## WHAT THE TASK REQUIRES
How many lines in the listing below include the word "call"? Answer with the number and nothing else.

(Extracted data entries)
================================
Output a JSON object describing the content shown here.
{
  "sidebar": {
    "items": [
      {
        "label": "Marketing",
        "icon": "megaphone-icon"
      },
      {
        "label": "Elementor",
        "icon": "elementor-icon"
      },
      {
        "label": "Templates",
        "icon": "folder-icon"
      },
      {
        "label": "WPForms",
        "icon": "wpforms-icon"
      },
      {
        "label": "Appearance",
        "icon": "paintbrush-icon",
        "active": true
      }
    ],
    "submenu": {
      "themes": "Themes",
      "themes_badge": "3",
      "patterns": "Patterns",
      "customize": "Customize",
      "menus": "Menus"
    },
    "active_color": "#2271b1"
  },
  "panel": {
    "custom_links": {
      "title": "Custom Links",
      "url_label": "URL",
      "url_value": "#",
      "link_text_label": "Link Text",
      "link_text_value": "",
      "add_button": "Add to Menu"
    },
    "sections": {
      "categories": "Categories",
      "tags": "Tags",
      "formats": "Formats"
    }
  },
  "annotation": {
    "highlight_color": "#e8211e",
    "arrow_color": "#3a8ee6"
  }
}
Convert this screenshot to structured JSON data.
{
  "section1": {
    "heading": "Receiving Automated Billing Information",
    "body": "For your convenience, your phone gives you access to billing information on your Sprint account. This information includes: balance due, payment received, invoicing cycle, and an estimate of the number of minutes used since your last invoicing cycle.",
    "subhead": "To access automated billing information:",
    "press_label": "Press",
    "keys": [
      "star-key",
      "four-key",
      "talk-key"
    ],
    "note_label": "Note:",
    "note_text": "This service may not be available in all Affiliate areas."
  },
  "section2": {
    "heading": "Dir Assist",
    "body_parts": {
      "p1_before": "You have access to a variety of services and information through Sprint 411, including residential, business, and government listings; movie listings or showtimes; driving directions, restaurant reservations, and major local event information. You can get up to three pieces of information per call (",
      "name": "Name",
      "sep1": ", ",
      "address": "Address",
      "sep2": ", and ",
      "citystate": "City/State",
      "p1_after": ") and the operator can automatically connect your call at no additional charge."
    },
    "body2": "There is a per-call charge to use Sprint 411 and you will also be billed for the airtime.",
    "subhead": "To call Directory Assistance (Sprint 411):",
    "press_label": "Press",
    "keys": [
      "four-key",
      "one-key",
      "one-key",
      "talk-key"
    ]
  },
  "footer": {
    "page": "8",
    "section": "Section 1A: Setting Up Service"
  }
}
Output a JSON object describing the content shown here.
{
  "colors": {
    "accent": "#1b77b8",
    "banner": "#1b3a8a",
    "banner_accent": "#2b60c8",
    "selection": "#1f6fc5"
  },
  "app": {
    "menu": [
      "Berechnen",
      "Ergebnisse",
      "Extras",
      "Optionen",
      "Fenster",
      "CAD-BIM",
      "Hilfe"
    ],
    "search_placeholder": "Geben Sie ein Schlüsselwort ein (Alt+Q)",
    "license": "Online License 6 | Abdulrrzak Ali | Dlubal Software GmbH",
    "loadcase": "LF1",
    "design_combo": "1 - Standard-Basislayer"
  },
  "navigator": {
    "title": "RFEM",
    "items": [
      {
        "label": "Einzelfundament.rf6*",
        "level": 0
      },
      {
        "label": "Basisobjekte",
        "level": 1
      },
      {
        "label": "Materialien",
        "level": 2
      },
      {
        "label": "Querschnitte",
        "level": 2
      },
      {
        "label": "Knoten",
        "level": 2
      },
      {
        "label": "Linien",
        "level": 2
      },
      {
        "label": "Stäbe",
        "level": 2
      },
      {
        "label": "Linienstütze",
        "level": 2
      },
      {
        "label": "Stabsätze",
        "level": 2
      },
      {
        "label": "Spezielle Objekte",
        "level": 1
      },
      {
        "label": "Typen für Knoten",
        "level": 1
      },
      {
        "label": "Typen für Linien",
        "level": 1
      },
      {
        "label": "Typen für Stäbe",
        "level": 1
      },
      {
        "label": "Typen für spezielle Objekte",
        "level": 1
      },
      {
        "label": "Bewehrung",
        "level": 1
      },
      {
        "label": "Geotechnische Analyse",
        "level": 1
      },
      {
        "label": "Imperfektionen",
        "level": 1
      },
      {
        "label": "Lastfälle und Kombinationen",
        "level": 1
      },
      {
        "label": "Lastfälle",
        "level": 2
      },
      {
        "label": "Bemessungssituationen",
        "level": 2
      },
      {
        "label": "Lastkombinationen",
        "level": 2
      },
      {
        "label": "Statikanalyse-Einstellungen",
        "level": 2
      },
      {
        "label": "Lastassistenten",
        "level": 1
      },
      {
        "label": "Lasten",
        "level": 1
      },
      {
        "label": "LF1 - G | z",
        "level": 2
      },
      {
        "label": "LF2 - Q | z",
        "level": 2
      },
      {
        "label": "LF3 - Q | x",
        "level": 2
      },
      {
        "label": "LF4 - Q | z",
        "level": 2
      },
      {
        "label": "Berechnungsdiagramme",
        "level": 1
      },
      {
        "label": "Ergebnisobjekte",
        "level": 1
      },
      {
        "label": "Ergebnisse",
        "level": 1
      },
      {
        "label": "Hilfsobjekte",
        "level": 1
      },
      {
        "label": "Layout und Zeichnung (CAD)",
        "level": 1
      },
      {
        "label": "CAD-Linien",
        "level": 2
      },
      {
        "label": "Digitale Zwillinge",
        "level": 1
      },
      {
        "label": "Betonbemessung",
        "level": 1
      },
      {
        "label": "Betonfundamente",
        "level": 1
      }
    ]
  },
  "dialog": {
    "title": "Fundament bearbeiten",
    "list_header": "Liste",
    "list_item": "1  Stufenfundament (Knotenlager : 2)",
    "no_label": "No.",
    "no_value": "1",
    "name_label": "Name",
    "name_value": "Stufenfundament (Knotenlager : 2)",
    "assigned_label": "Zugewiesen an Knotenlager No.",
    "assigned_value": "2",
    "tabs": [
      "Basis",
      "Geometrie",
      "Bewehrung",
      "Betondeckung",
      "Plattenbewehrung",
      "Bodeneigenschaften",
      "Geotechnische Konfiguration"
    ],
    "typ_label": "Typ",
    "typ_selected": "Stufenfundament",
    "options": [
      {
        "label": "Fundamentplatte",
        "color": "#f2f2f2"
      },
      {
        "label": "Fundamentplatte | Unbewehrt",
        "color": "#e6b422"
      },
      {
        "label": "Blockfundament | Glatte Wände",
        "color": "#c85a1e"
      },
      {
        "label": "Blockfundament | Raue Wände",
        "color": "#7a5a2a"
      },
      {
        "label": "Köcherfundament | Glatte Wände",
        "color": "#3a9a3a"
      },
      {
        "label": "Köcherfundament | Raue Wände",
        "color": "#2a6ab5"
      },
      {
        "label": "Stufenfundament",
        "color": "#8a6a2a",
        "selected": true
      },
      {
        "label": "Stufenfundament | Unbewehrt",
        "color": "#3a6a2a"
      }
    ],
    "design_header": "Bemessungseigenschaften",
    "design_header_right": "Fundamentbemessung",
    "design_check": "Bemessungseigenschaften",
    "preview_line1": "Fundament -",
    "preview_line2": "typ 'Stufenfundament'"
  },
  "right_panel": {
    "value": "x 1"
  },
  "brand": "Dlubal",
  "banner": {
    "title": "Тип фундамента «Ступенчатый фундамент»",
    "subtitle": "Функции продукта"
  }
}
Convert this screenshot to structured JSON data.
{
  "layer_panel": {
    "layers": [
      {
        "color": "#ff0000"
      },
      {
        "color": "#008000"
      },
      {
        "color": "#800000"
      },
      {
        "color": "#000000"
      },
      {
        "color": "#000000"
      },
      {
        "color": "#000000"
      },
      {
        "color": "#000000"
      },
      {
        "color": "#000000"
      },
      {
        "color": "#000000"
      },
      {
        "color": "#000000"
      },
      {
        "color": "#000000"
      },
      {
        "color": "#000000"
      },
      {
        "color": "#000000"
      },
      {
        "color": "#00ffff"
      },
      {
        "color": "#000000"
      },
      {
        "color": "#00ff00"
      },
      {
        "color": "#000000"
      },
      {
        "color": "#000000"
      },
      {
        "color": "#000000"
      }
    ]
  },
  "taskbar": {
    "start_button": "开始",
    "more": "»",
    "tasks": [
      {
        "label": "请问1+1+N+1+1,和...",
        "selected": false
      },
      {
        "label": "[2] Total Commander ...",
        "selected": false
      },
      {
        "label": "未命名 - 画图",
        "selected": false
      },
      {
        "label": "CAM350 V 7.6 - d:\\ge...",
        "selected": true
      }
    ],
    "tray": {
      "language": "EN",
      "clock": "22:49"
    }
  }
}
================================
## REPLY TO THE EXERCISE
4